• EXERCISE OBJECTIVE
Copy every entry precisely.

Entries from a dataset
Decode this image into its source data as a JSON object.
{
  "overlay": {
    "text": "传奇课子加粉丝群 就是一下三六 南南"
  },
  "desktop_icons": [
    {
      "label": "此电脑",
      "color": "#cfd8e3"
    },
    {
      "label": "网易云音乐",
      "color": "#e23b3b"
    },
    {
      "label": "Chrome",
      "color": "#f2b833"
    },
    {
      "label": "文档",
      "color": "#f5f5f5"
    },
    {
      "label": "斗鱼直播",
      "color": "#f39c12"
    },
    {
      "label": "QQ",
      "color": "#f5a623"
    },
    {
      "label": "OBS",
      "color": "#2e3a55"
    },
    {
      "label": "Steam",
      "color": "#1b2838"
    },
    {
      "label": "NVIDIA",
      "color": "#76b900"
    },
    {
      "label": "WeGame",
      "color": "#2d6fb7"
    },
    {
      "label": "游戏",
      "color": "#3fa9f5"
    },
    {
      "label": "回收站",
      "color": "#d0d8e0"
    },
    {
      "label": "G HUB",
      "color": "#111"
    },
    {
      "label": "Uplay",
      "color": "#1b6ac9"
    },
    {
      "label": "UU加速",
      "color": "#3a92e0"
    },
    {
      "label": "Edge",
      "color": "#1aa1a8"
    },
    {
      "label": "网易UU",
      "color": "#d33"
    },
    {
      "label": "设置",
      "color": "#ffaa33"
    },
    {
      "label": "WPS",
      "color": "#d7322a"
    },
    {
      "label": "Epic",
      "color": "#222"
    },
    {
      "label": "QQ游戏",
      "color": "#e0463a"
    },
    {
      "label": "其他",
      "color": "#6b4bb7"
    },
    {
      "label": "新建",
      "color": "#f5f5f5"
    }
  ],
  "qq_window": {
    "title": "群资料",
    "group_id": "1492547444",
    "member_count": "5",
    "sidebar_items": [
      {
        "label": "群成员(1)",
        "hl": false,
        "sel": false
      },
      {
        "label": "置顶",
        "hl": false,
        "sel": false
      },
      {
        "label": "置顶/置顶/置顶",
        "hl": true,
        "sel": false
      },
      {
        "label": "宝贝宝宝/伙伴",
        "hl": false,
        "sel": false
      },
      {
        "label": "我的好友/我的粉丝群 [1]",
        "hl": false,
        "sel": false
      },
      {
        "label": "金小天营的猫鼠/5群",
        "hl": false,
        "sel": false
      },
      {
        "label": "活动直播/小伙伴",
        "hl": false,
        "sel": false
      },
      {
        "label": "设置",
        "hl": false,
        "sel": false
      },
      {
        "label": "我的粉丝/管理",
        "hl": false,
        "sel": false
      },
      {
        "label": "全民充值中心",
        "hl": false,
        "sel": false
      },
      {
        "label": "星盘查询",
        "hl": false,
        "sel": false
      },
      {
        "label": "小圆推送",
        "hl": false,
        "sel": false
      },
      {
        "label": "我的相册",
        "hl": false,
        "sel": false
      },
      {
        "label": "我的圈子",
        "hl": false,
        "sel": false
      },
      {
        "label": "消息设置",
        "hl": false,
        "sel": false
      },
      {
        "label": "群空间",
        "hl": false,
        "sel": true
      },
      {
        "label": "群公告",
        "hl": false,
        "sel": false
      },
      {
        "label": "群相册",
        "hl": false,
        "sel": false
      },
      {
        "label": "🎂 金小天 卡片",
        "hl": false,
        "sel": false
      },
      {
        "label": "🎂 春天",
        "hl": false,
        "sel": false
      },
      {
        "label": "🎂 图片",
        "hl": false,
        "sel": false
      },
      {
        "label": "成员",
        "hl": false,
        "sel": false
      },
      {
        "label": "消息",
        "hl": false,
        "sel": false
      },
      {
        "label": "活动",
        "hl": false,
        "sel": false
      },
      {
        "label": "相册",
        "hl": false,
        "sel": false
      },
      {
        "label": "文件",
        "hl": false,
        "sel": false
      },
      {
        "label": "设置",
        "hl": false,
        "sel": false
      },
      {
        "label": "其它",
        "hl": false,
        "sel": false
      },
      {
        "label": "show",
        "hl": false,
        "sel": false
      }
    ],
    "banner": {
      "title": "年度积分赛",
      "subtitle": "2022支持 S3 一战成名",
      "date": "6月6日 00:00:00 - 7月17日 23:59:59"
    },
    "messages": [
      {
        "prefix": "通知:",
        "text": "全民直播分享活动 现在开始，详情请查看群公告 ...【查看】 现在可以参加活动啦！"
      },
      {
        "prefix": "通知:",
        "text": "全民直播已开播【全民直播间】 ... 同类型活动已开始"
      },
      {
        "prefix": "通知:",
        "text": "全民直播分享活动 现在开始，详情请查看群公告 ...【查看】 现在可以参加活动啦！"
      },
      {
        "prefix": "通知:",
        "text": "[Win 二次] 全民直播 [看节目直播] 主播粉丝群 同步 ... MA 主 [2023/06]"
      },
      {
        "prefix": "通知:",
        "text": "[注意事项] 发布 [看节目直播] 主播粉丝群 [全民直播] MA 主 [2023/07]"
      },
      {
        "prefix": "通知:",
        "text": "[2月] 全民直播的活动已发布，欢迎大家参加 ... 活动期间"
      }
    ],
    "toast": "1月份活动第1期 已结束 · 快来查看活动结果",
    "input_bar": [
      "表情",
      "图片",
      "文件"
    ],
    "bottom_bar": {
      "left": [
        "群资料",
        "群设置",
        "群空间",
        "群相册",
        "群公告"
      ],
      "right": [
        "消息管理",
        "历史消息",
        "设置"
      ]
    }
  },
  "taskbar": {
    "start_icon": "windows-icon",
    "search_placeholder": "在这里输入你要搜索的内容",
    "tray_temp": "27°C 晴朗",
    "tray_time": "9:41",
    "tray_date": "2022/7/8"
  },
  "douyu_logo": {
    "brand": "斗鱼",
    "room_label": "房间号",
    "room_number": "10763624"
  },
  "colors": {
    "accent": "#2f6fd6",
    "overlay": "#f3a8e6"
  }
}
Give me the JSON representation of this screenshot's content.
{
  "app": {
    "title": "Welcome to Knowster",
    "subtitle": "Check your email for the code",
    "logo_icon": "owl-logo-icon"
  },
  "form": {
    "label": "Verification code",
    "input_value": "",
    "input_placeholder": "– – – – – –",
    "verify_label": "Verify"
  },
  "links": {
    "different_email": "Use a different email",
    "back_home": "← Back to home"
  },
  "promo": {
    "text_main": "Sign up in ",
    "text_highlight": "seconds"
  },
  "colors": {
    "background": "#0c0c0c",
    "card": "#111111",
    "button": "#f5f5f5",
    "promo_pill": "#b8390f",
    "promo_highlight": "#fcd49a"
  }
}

• RESULT OF THIS EXERCISE
Decode this image into its source data as a JSON object.
{
  "overlay": {
    "text": "传奇课子加粉丝群 就是一下三六 南南"
  },
  "desktop_icons": [
    {
      "label": "此电脑",
      "color": "#cfd8e3"
    },
    {
      "label": "网易云音乐",
      "color": "#e23b3b"
    },
    {
      "label": "Chrome",
      "color": "#f2b833"
    },
    {
      "label": "文档",
      "color": "#f5f5f5"
    },
    {
      "label": "斗鱼直播",
      "color": "#f39c12"
    },
    {
      "label": "QQ",
      "color": "#f5a623"
    },
    {
      "label": "OBS",
      "color": "#2e3a55"
    },
    {
      "label": "Steam",
      "color": "#1b2838"
    },
    {
      "label": "NVIDIA",
      "color": "#76b900"
    },
    {
      "label": "WeGame",
      "color": "#2d6fb7"
    },
    {
      "label": "游戏",
      "color": "#3fa9f5"
    },
    {
      "label": "回收站",
      "color": "#d0d8e0"
    },
    {
      "label": "G HUB",
      "color": "#111"
    },
    {
      "label": "Uplay",
      "color": "#1b6ac9"
    },
    {
      "label": "UU加速",
      "color": "#3a92e0"
    },
    {
      "label": "Edge",
      "color": "#1aa1a8"
    },
    {
      "label": "网易UU",
      "color": "#d33"
    },
    {
      "label": "设置",
      "color": "#ffaa33"
    },
    {
      "label": "WPS",
      "color": "#d7322a"
    },
    {
      "label": "Epic",
      "color": "#222"
    },
    {
      "label": "QQ游戏",
      "color": "#e0463a"
    },
    {
      "label": "其他",
      "color": "#6b4bb7"
    },
    {
      "label": "新建",
      "color": "#f5f5f5"
    }
  ],
  "qq_window": {
    "title": "群资料",
    "group_id": "1492547444",
    "member_count": "5",
    "sidebar_items": [
      {
        "label": "群成员(1)",
        "hl": false,
        "sel": false
      },
      {
        "label": "置顶",
        "hl": false,
        "sel": false
      },
      {
        "label": "置顶/置顶/置顶",
        "hl": true,
        "sel": false
      },
      {
        "label": "宝贝宝宝/伙伴",
        "hl": false,
        "sel": false
      },
      {
        "label": "我的好友/我的粉丝群 [1]",
        "hl": false,
        "sel": false
      },
      {
        "label": "金小天营的猫鼠/5群",
        "hl": false,
        "sel": false
      },
      {
        "label": "活动直播/小伙伴",
        "hl": false,
        "sel": false
      },
      {
        "label": "设置",
        "hl": false,
        "sel": false
      },
      {
        "label": "我的粉丝/管理",
        "hl": false,
        "sel": false
      },
      {
        "label": "全民充值中心",
        "hl": false,
        "sel": false
      },
      {
        "label": "星盘查询",
        "hl": false,
        "sel": false
      },
      {
        "label": "小圆推送",
        "hl": false,
        "sel": false
      },
      {
        "label": "我的相册",
        "hl": false,
        "sel": false
      },
      {
        "label": "我的圈子",
        "hl": false,
        "sel": false
      },
      {
        "label": "消息设置",
        "hl": false,
        "sel": false
      },
      {
        "label": "群空间",
        "hl": false,
        "sel": true
      },
      {
        "label": "群公告",
        "hl": false,
        "sel": false
      },
      {
        "label": "群相册",
        "hl": false,
        "sel": false
      },
      {
        "label": "🎂 金小天 卡片",
        "hl": false,
        "sel": false
      },
      {
        "label": "🎂 春天",
        "hl": false,
        "sel": false
      },
      {
        "label": "🎂 图片",
        "hl": false,
        "sel": false
      },
      {
        "label": "成员",
        "hl": false,
        "sel": false
      },
      {
        "label": "消息",
        "hl": false,
        "sel": false
      },
      {
        "label": "活动",
        "hl": false,
        "sel": false
      },
      {
        "label": "相册",
        "hl": false,
        "sel": false
      },
      {
        "label": "文件",
        "hl": false,
        "sel": false
      },
      {
        "label": "设置",
        "hl": false,
        "sel": false
      },
      {
        "label": "其它",
        "hl": false,
        "sel": false
      },
      {
        "label": "show",
        "hl": false,
        "sel": false
      }
    ],
    "banner": {
      "title": "年度积分赛",
      "subtitle": "2022支持 S3 一战成名",
      "date": "6月6日 00:00:00 - 7月17日 23:59:59"
    },
    "messages": [
      {
        "prefix": "通知:",
        "text": "全民直播分享活动 现在开始，详情请查看群公告 ...【查看】 现在可以参加活动啦！"
      },
      {
        "prefix": "通知:",
        "text": "全民直播已开播【全民直播间】 ... 同类型活动已开始"
      },
      {
        "prefix": "通知:",
        "text": "全民直播分享活动 现在开始，详情请查看群公告 ...【查看】 现在可以参加活动啦！"
      },
      {
        "prefix": "通知:",
        "text": "[Win 二次] 全民直播 [看节目直播] 主播粉丝群 同步 ... MA 主 [2023/06]"
      },
      {
        "prefix": "通知:",
        "text": "[注意事项] 发布 [看节目直播] 主播粉丝群 [全民直播] MA 主 [2023/07]"
      },
      {
        "prefix": "通知:",
        "text": "[2月] 全民直播的活动已发布，欢迎大家参加 ... 活动期间"
      }
    ],
    "toast": "1月份活动第1期 已结束 · 快来查看活动结果",
    "input_bar": [
      "表情",
      "图片",
      "文件"
    ],
    "bottom_bar": {
      "left": [
        "群资料",
        "群设置",
        "群空间",
        "群相册",
        "群公告"
      ],
      "right": [
        "消息管理",
        "历史消息",
        "设置"
      ]
    }
  },
  "taskbar": {
    "start_icon": "windows-icon",
    "search_placeholder": "在这里输入你要搜索的内容",
    "tray_temp": "27°C 晴朗",
    "tray_time": "9:41",
    "tray_date": "2022/7/8"
  },
  "douyu_logo": {
    "brand": "斗鱼",
    "room_label": "房间号",
    "room_number": "10763624"
  },
  "colors": {
    "accent": "#2f6fd6",
    "overlay": "#f3a8e6"
  }
}
Give me the JSON representation of this screenshot's content.
{
  "app": {
    "title": "Welcome to Knowster",
    "subtitle": "Check your email for the code",
    "logo_icon": "owl-logo-icon"
  },
  "form": {
    "label": "Verification code",
    "input_value": "",
    "input_placeholder": "– – – – – –",
    "verify_label": "Verify"
  },
  "links": {
    "different_email": "Use a different email",
    "back_home": "← Back to home"
  },
  "promo": {
    "text_main": "Sign up in ",
    "text_highlight": "seconds"
  },
  "colors": {
    "background": "#0c0c0c",
    "card": "#111111",
    "button": "#f5f5f5",
    "promo_pill": "#b8390f",
    "promo_highlight": "#fcd49a"
  }
}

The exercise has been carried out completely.